How many of the lines that follow contain the word "ffffff"? Give only the number.

▶ Records from a collection of figures:
<<<<

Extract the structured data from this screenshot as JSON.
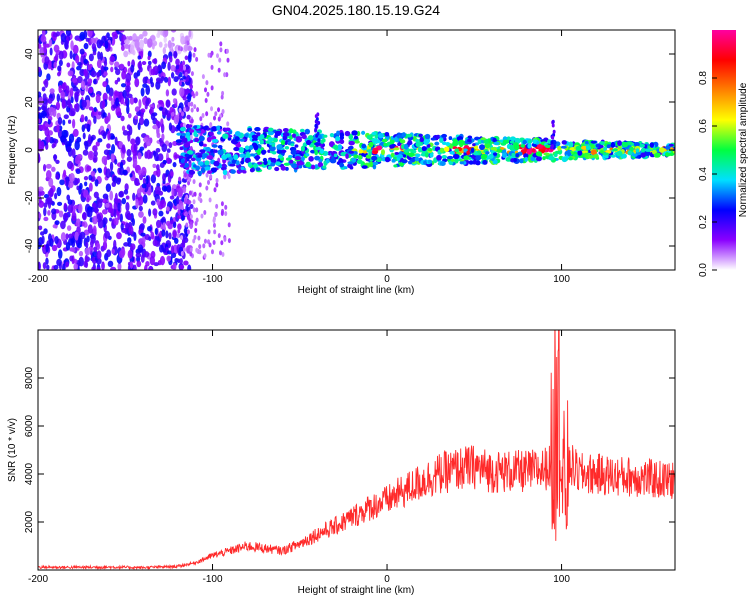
{
  "title": "GN04.2025.180.15.19.G24",
  "chart_data": [
    {
      "type": "heatmap",
      "title": "GN04.2025.180.15.19.G24",
      "xlabel": "Height of straight line (km)",
      "ylabel": "Frequency (Hz)",
      "xlim": [
        -200,
        165
      ],
      "ylim": [
        -50,
        50
      ],
      "xticks": [
        "-200",
        "-100",
        "0",
        "100"
      ],
      "yticks": [
        "-40",
        "-20",
        "0",
        "20",
        "40"
      ],
      "colorbar": {
        "label": "Normalized spectral amplitude",
        "range": [
          0,
          1
        ],
        "ticks": [
          "0.0",
          "0.2",
          "0.4",
          "0.6",
          "0.8"
        ],
        "colors": [
          "#ffffff",
          "#8a00ff",
          "#0000ff",
          "#00e0ff",
          "#00ff40",
          "#ffff00",
          "#ff8000",
          "#ff0000",
          "#ff00a0"
        ]
      },
      "features": {
        "noise_region_x": [
          -200,
          -120
        ],
        "signal_band_center_hz": 0,
        "transition_x": -120,
        "peak_amplitude_near_x": [
          75,
          95
        ]
      }
    },
    {
      "type": "line",
      "xlabel": "Height of straight line (km)",
      "ylabel": "SNR (10 * v/v)",
      "xlim": [
        -200,
        165
      ],
      "ylim": [
        0,
        10000
      ],
      "xticks": [
        "-200",
        "-100",
        "0",
        "100"
      ],
      "yticks": [
        "2000",
        "4000",
        "6000",
        "8000"
      ],
      "color": "#ff2a2a",
      "x": [
        -200,
        -180,
        -160,
        -140,
        -120,
        -110,
        -100,
        -90,
        -80,
        -70,
        -60,
        -50,
        -40,
        -30,
        -20,
        -10,
        0,
        10,
        20,
        30,
        40,
        50,
        60,
        70,
        80,
        90,
        95,
        98,
        100,
        105,
        110,
        120,
        130,
        140,
        150,
        165
      ],
      "y": [
        120,
        110,
        120,
        100,
        150,
        300,
        600,
        800,
        1000,
        900,
        800,
        1100,
        1500,
        1800,
        2200,
        2600,
        2900,
        3300,
        3700,
        4000,
        4200,
        4300,
        4100,
        4100,
        4100,
        4200,
        4400,
        9800,
        3200,
        4400,
        4000,
        4000,
        3900,
        3900,
        3800,
        3700
      ]
    }
  ]
}
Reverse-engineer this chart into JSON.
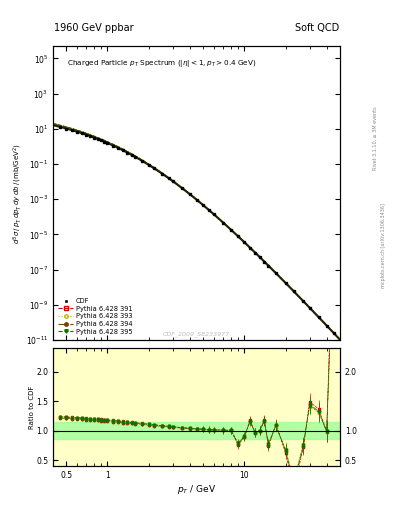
{
  "title_left": "1960 GeV ppbar",
  "title_right": "Soft QCD",
  "plot_title": "Charged Particle $p_T$ Spectrum $(|\\eta| < 1, p_T > 0.4$ GeV$)$",
  "xlabel": "$p_T$ / GeV",
  "ylabel_main": "$d^3\\sigma\\,/\\,p_T\\,dp_T\\,dy\\,db\\,/\\,(\\mathrm{mb/GeV}^2)$",
  "ylabel_ratio": "Ratio to CDF",
  "watermark": "CDF_2009_S8233977",
  "right_label1": "Rivet 3.1.10, ≥ 3M events",
  "right_label2": "mcplots.cern.ch [arXiv:1306.3436]",
  "xlim": [
    0.4,
    50
  ],
  "ylim_main": [
    1e-11,
    500000.0
  ],
  "ylim_ratio": [
    0.4,
    2.4
  ],
  "background_color": "#ffffff",
  "ratio_bg_yellow": "#ffff99",
  "ratio_bg_green": "#99ff99",
  "cdf_color": "#000000",
  "py391_color": "#cc0000",
  "py393_color": "#bbbb00",
  "py394_color": "#774400",
  "py395_color": "#007700",
  "ratio_line_color": "#000000",
  "right_labels_color": "#888888"
}
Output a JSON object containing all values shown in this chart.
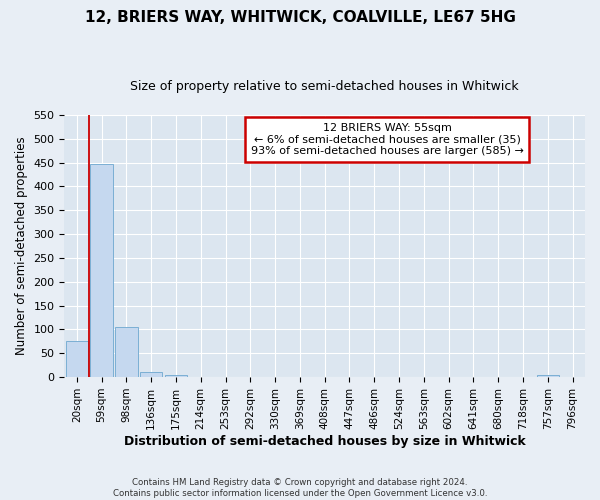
{
  "title": "12, BRIERS WAY, WHITWICK, COALVILLE, LE67 5HG",
  "subtitle": "Size of property relative to semi-detached houses in Whitwick",
  "xlabel": "Distribution of semi-detached houses by size in Whitwick",
  "ylabel": "Number of semi-detached properties",
  "annotation_title": "12 BRIERS WAY: 55sqm",
  "annotation_line1": "← 6% of semi-detached houses are smaller (35)",
  "annotation_line2": "93% of semi-detached houses are larger (585) →",
  "bar_labels": [
    "20sqm",
    "59sqm",
    "98sqm",
    "136sqm",
    "175sqm",
    "214sqm",
    "253sqm",
    "292sqm",
    "330sqm",
    "369sqm",
    "408sqm",
    "447sqm",
    "486sqm",
    "524sqm",
    "563sqm",
    "602sqm",
    "641sqm",
    "680sqm",
    "718sqm",
    "757sqm",
    "796sqm"
  ],
  "bar_values": [
    75,
    447,
    105,
    10,
    5,
    0,
    0,
    0,
    0,
    0,
    0,
    0,
    0,
    0,
    0,
    0,
    0,
    0,
    0,
    5,
    0
  ],
  "bar_color": "#c5d8ef",
  "bar_edge_color": "#7bafd4",
  "vline_color": "#cc0000",
  "vline_position": 0.5,
  "ylim": [
    0,
    550
  ],
  "yticks": [
    0,
    50,
    100,
    150,
    200,
    250,
    300,
    350,
    400,
    450,
    500,
    550
  ],
  "annotation_box_color": "#ffffff",
  "annotation_box_edge": "#cc0000",
  "footer_line1": "Contains HM Land Registry data © Crown copyright and database right 2024.",
  "footer_line2": "Contains public sector information licensed under the Open Government Licence v3.0.",
  "bg_color": "#e8eef5",
  "plot_bg_color": "#dce6f0",
  "title_fontsize": 11,
  "subtitle_fontsize": 9
}
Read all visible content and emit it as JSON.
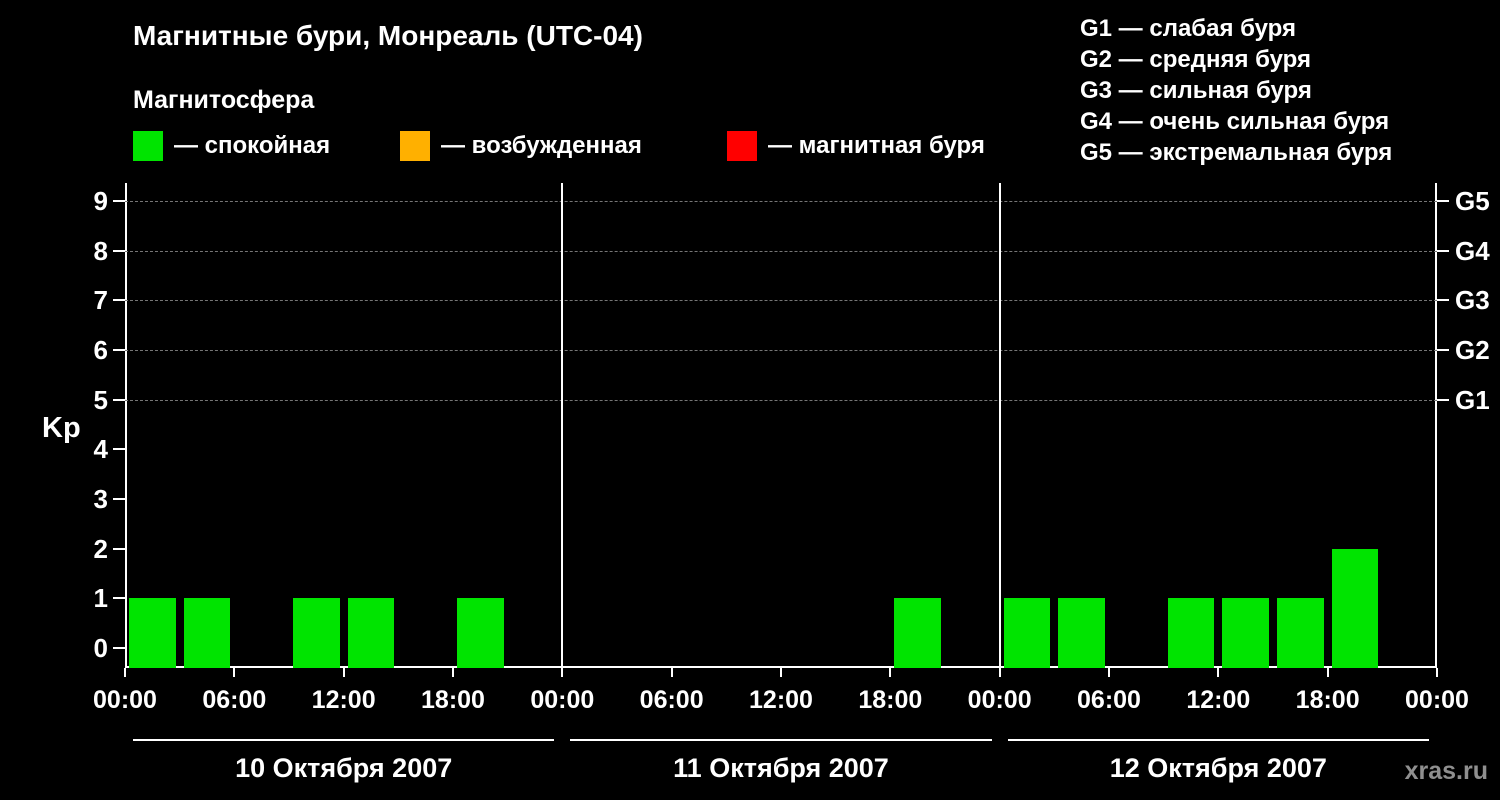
{
  "header": {
    "title": "Магнитные бури, Монреаль (UTC-04)",
    "subtitle": "Магнитосфера"
  },
  "legend": {
    "items": [
      {
        "label": "— спокойная",
        "color": "#00e400"
      },
      {
        "label": "— возбужденная",
        "color": "#ffb000"
      },
      {
        "label": "— магнитная буря",
        "color": "#ff0000"
      }
    ]
  },
  "g_legend": {
    "items": [
      "G1 — слабая буря",
      "G2 — средняя буря",
      "G3 — сильная буря",
      "G4 — очень сильная буря",
      "G5 — экстремальная буря"
    ]
  },
  "watermark": "xras.ru",
  "chart_data": {
    "type": "bar",
    "title": "Магнитные бури, Монреаль (UTC-04)",
    "ylabel": "Kp",
    "ylim": [
      0,
      9
    ],
    "grid": "dashed horizontal lines at Kp 5-9 only",
    "y_ticks": [
      0,
      1,
      2,
      3,
      4,
      5,
      6,
      7,
      8,
      9
    ],
    "g_levels": [
      {
        "kp": 5,
        "label": "G1"
      },
      {
        "kp": 6,
        "label": "G2"
      },
      {
        "kp": 7,
        "label": "G3"
      },
      {
        "kp": 8,
        "label": "G4"
      },
      {
        "kp": 9,
        "label": "G5"
      }
    ],
    "grid_levels": [
      5,
      6,
      7,
      8,
      9
    ],
    "x_tick_labels": [
      "00:00",
      "06:00",
      "12:00",
      "18:00",
      "00:00",
      "06:00",
      "12:00",
      "18:00",
      "00:00",
      "06:00",
      "12:00",
      "18:00",
      "00:00"
    ],
    "hours_per_slot": 3,
    "days": [
      {
        "date": "10 Октября 2007",
        "values": [
          1,
          1,
          0,
          1,
          1,
          0,
          1,
          0
        ]
      },
      {
        "date": "11 Октября 2007",
        "values": [
          0,
          0,
          0,
          0,
          0,
          0,
          1,
          0
        ]
      },
      {
        "date": "12 Октября 2007",
        "values": [
          1,
          1,
          0,
          1,
          1,
          1,
          2,
          0
        ]
      }
    ],
    "colors": {
      "quiet": "#00e400",
      "excited": "#ffb000",
      "storm": "#ff0000"
    },
    "kp_color_thresholds": {
      "excited_at": 5,
      "storm_at": 6
    }
  }
}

>>>>

▶ TASK ANSWER:
3